After the Internet and the break-through of digital technology it has become easier for the libraries to meet the demand for versatility and topicality and to reach every citizen with their services. But for the authorities, too, it has become easier to keep an eye on the citizens’ use of the library, and the important ethical concept of privacy has come under increasing pressure.
All in all the same ethical demands must be levelled at the libraries’ netborne and digital services as at the library’s other activities. The citizens must be treated on an equal footing; there must be free – and gratis – access to core services; the library must support the free flow of knowledge and information; the staff must be incorruptible; personal censorship and surveillance must be out of the question; copyright must be respected; the staff must be in touch with the community as such and not mount their own hobby horses, propagate their own attitudes or give in to pressure; a special effort must be made to support the under-privileged groups and those who are not familiar with the library: the hallmark of the offers and the service must be that of quality and professionalism. Also in relation to the net, these are obvious elements of an ethical codex for a knowledge institution such as the library with its standard- bearing position in terms of culture and advancement of democracy.

**Data:**

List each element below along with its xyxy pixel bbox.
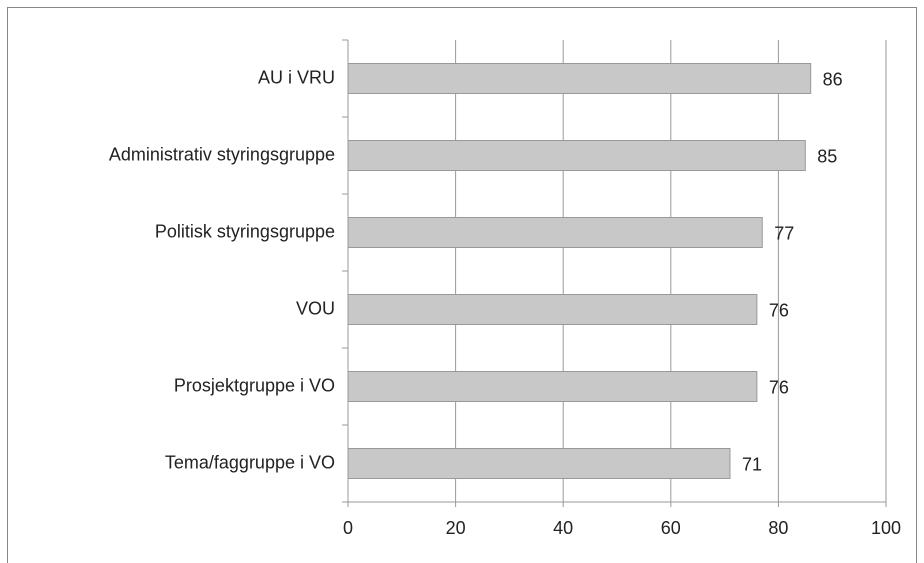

**Given instruction:** Extend the text on library ethics and digital services from where it stops.

**Result:**
While it has become more difficult, not to say an insuperable task, to enforce the demand for quality in terms of the Internet, the demand for equal and free access for all citizens is much more likely to be fulfilled. On the negative side, though, it must be said that surveillance of the individual citizen’s use of the library is all the time becoming easier because of the rapid development of technology. Just think how complete and quick a surveillance manoeuvre can be effected on that day in the near future when the citizen is provided – in the name of service – with a borrower’s card or an identification code common to all the libraries in the country. The practical advantages would be legion. Add to this another important turn of the tide: While the library in its choice and purchase of physical media can reject pornography, racist opinions etc., this is by no means so easy to do when it concerns the net. The libraries can recommend what they find of quality on the net and via portals lead the users towards the best web sites within a certain area. The fact remains – in the words of Finn Vester, chairman of the Danish Library Association and prominent local politician in Frederikssund – “that the Internet is so dynamic and almost limitless that it has quite clearly become difficult for the libraries to hang on to and secure the profile they otherwise subscribe to.”
This had led to a multitude of libraries the world over having – voluntarily or by political dictate – introduced net filters and blockages.
Experiences with filters
First on the scene with a porn-filter on the public PCs in a library in Denmark was Birkerød public library, and when I put the question to chief librarian Mona Madsen as to what this has meant, the answer is brief and to the point: “This has been an unqualified success for 3-4 years. And yes: the filter we use can catch pornography very, very precisely. And no: it does not eliminate serious sex pages or other information. To us, it is not a question of being offended with the person who is looking for porn, but rather more of wanting a sensible exploitation of resources. That other users are not made to feel uncomfortable. And that net time is used for something which is in harmony with the library’s purpose. The library is not obliged to make available that which according to our most objective and unprejudiced estimate neither benefits the level of information, nor cultural education or the contextual power of society.”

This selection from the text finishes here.